DATASET EXCERPTS

────────────────────

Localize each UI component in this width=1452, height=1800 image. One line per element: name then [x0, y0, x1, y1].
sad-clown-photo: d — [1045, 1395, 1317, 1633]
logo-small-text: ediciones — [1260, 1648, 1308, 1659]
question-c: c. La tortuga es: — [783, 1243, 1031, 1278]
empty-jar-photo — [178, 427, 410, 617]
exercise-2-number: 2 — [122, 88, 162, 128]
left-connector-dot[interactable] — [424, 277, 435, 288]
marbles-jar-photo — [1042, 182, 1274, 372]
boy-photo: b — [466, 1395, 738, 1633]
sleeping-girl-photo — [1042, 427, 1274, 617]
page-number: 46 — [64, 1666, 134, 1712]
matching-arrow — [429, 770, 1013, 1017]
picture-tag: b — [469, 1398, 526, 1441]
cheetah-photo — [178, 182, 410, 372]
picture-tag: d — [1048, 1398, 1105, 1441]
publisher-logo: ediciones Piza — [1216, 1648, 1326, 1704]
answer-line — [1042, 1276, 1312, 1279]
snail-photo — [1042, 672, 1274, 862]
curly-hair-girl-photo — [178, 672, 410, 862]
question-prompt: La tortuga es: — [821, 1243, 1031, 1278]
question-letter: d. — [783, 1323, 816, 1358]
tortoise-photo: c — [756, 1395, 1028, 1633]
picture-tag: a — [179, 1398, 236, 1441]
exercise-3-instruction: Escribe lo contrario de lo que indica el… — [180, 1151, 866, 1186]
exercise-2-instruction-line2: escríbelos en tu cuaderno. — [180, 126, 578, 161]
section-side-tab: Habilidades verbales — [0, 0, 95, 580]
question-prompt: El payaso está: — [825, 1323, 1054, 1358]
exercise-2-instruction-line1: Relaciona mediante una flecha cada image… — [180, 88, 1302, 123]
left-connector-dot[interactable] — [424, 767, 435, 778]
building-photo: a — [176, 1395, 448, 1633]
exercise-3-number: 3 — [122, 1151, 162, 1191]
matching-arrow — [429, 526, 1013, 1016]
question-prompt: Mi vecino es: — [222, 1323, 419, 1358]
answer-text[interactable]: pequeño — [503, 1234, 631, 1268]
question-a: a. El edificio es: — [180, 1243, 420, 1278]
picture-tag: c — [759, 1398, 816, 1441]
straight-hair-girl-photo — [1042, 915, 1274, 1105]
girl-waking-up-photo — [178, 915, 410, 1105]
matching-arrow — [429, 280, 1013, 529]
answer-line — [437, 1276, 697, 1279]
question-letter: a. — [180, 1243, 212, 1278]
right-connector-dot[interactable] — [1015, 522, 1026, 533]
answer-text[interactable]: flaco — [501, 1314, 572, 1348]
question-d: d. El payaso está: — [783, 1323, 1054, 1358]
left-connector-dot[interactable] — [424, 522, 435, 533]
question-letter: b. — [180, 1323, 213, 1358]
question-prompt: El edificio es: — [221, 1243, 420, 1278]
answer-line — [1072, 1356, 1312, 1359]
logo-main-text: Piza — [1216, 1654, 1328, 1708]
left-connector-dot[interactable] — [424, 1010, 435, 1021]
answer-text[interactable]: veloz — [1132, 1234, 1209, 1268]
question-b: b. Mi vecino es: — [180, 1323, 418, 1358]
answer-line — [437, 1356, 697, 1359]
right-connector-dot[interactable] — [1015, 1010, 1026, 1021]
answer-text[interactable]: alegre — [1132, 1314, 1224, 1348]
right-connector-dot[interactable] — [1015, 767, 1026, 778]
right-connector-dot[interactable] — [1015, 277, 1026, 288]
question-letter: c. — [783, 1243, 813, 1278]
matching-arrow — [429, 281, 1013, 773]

────────────────────

PROBLEM STATEMENT
Reproduce every line of the items above verbatim, without changing any character.

THE RESPONSE
Localize each UI component in this width=1452, height=1800 image. One line per element: name then [x0, y0, x1, y1].
sad-clown-photo: d — [1045, 1395, 1317, 1633]
logo-small-text: ediciones — [1260, 1648, 1308, 1659]
question-c: c. La tortuga es: — [783, 1243, 1031, 1278]
empty-jar-photo — [178, 427, 410, 617]
exercise-2-number: 2 — [122, 88, 162, 128]
left-connector-dot[interactable] — [424, 277, 435, 288]
marbles-jar-photo — [1042, 182, 1274, 372]
boy-photo: b — [466, 1395, 738, 1633]
sleeping-girl-photo — [1042, 427, 1274, 617]
page-number: 46 — [64, 1666, 134, 1712]
matching-arrow — [429, 770, 1013, 1017]
picture-tag: b — [469, 1398, 526, 1441]
cheetah-photo — [178, 182, 410, 372]
picture-tag: d — [1048, 1398, 1105, 1441]
publisher-logo: ediciones Piza — [1216, 1648, 1326, 1704]
answer-line — [1042, 1276, 1312, 1279]
snail-photo — [1042, 672, 1274, 862]
curly-hair-girl-photo — [178, 672, 410, 862]
question-prompt: La tortuga es: — [821, 1243, 1031, 1278]
question-letter: d. — [783, 1323, 816, 1358]
tortoise-photo: c — [756, 1395, 1028, 1633]
picture-tag: a — [179, 1398, 236, 1441]
exercise-3-instruction: Escribe lo contrario de lo que indica el… — [180, 1151, 866, 1186]
exercise-2-instruction-line2: escríbelos en tu cuaderno. — [180, 126, 578, 161]
section-side-tab: Habilidades verbales — [0, 0, 95, 580]
question-prompt: El payaso está: — [825, 1323, 1054, 1358]
exercise-2-instruction-line1: Relaciona mediante una flecha cada image… — [180, 88, 1302, 123]
left-connector-dot[interactable] — [424, 767, 435, 778]
building-photo: a — [176, 1395, 448, 1633]
exercise-3-number: 3 — [122, 1151, 162, 1191]
matching-arrow — [429, 526, 1013, 1016]
question-prompt: Mi vecino es: — [222, 1323, 419, 1358]
answer-text[interactable]: pequeño — [503, 1234, 631, 1268]
question-a: a. El edificio es: — [180, 1243, 420, 1278]
picture-tag: c — [759, 1398, 816, 1441]
straight-hair-girl-photo — [1042, 915, 1274, 1105]
girl-waking-up-photo — [178, 915, 410, 1105]
matching-arrow — [429, 280, 1013, 529]
answer-line — [437, 1276, 697, 1279]
question-letter: a. — [180, 1243, 212, 1278]
right-connector-dot[interactable] — [1015, 522, 1026, 533]
answer-text[interactable]: flaco — [501, 1314, 572, 1348]
question-d: d. El payaso está: — [783, 1323, 1054, 1358]
left-connector-dot[interactable] — [424, 522, 435, 533]
question-letter: b. — [180, 1323, 213, 1358]
question-prompt: El edificio es: — [221, 1243, 420, 1278]
answer-line — [1072, 1356, 1312, 1359]
logo-main-text: Piza — [1216, 1654, 1328, 1708]
left-connector-dot[interactable] — [424, 1010, 435, 1021]
answer-text[interactable]: veloz — [1132, 1234, 1209, 1268]
question-b: b. Mi vecino es: — [180, 1323, 418, 1358]
answer-line — [437, 1356, 697, 1359]
right-connector-dot[interactable] — [1015, 1010, 1026, 1021]
answer-text[interactable]: alegre — [1132, 1314, 1224, 1348]
right-connector-dot[interactable] — [1015, 767, 1026, 778]
right-connector-dot[interactable] — [1015, 277, 1026, 288]
question-letter: c. — [783, 1243, 813, 1278]
matching-arrow — [429, 281, 1013, 773]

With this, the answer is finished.